Rows from a figure dataset:
:::::
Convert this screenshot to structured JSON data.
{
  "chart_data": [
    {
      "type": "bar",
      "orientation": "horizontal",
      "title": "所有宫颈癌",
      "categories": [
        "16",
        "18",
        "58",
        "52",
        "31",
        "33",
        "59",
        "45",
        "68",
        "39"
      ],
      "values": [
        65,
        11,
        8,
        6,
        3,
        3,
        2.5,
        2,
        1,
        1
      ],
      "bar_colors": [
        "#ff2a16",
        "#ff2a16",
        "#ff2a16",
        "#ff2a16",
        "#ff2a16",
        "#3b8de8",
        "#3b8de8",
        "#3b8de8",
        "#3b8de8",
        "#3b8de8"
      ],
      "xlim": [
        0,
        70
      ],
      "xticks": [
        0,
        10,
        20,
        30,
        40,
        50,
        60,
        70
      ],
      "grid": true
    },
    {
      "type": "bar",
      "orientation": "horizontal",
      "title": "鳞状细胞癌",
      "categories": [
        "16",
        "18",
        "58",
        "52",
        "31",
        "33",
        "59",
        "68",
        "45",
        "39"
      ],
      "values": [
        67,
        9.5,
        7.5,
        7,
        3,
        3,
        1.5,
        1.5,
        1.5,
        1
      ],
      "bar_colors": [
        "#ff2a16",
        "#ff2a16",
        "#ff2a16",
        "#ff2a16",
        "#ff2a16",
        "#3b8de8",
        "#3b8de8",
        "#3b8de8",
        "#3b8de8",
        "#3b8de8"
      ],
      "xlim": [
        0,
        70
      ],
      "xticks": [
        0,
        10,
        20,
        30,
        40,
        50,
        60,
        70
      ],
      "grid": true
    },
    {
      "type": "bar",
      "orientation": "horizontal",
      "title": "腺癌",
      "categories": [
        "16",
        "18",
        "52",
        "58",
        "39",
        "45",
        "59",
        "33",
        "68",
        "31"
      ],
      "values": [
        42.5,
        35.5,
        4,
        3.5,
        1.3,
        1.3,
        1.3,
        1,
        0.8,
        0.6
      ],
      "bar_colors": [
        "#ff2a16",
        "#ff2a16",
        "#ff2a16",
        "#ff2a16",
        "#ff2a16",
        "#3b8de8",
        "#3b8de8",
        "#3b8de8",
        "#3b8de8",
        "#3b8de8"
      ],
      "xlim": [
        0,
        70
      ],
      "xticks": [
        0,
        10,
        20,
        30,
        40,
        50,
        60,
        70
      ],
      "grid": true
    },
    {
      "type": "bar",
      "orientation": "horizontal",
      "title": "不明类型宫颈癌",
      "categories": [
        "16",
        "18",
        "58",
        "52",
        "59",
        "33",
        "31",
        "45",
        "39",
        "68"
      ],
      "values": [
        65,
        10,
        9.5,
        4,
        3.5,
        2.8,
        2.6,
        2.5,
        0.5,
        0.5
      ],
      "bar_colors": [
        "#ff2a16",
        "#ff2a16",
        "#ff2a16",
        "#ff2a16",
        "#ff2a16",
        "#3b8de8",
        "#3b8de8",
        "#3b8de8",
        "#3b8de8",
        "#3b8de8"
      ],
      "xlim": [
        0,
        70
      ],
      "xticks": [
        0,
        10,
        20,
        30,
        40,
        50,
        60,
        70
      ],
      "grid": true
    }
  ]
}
:::::
- _Problem requirements_
The full set of records should be duplicated exactly.

- _Response to this task_
Convert this screenshot to structured JSON data.
{
  "chart_data": [
    {
      "type": "bar",
      "orientation": "horizontal",
      "title": "所有宫颈癌",
      "categories": [
        "16",
        "18",
        "58",
        "52",
        "31",
        "33",
        "59",
        "45",
        "68",
        "39"
      ],
      "values": [
        65,
        11,
        8,
        6,
        3,
        3,
        2.5,
        2,
        1,
        1
      ],
      "bar_colors": [
        "#ff2a16",
        "#ff2a16",
        "#ff2a16",
        "#ff2a16",
        "#ff2a16",
        "#3b8de8",
        "#3b8de8",
        "#3b8de8",
        "#3b8de8",
        "#3b8de8"
      ],
      "xlim": [
        0,
        70
      ],
      "xticks": [
        0,
        10,
        20,
        30,
        40,
        50,
        60,
        70
      ],
      "grid": true
    },
    {
      "type": "bar",
      "orientation": "horizontal",
      "title": "鳞状细胞癌",
      "categories": [
        "16",
        "18",
        "58",
        "52",
        "31",
        "33",
        "59",
        "68",
        "45",
        "39"
      ],
      "values": [
        67,
        9.5,
        7.5,
        7,
        3,
        3,
        1.5,
        1.5,
        1.5,
        1
      ],
      "bar_colors": [
        "#ff2a16",
        "#ff2a16",
        "#ff2a16",
        "#ff2a16",
        "#ff2a16",
        "#3b8de8",
        "#3b8de8",
        "#3b8de8",
        "#3b8de8",
        "#3b8de8"
      ],
      "xlim": [
        0,
        70
      ],
      "xticks": [
        0,
        10,
        20,
        30,
        40,
        50,
        60,
        70
      ],
      "grid": true
    },
    {
      "type": "bar",
      "orientation": "horizontal",
      "title": "腺癌",
      "categories": [
        "16",
        "18",
        "52",
        "58",
        "39",
        "45",
        "59",
        "33",
        "68",
        "31"
      ],
      "values": [
        42.5,
        35.5,
        4,
        3.5,
        1.3,
        1.3,
        1.3,
        1,
        0.8,
        0.6
      ],
      "bar_colors": [
        "#ff2a16",
        "#ff2a16",
        "#ff2a16",
        "#ff2a16",
        "#ff2a16",
        "#3b8de8",
        "#3b8de8",
        "#3b8de8",
        "#3b8de8",
        "#3b8de8"
      ],
      "xlim": [
        0,
        70
      ],
      "xticks": [
        0,
        10,
        20,
        30,
        40,
        50,
        60,
        70
      ],
      "grid": true
    },
    {
      "type": "bar",
      "orientation": "horizontal",
      "title": "不明类型宫颈癌",
      "categories": [
        "16",
        "18",
        "58",
        "52",
        "59",
        "33",
        "31",
        "45",
        "39",
        "68"
      ],
      "values": [
        65,
        10,
        9.5,
        4,
        3.5,
        2.8,
        2.6,
        2.5,
        0.5,
        0.5
      ],
      "bar_colors": [
        "#ff2a16",
        "#ff2a16",
        "#ff2a16",
        "#ff2a16",
        "#ff2a16",
        "#3b8de8",
        "#3b8de8",
        "#3b8de8",
        "#3b8de8",
        "#3b8de8"
      ],
      "xlim": [
        0,
        70
      ],
      "xticks": [
        0,
        10,
        20,
        30,
        40,
        50,
        60,
        70
      ],
      "grid": true
    }
  ]
}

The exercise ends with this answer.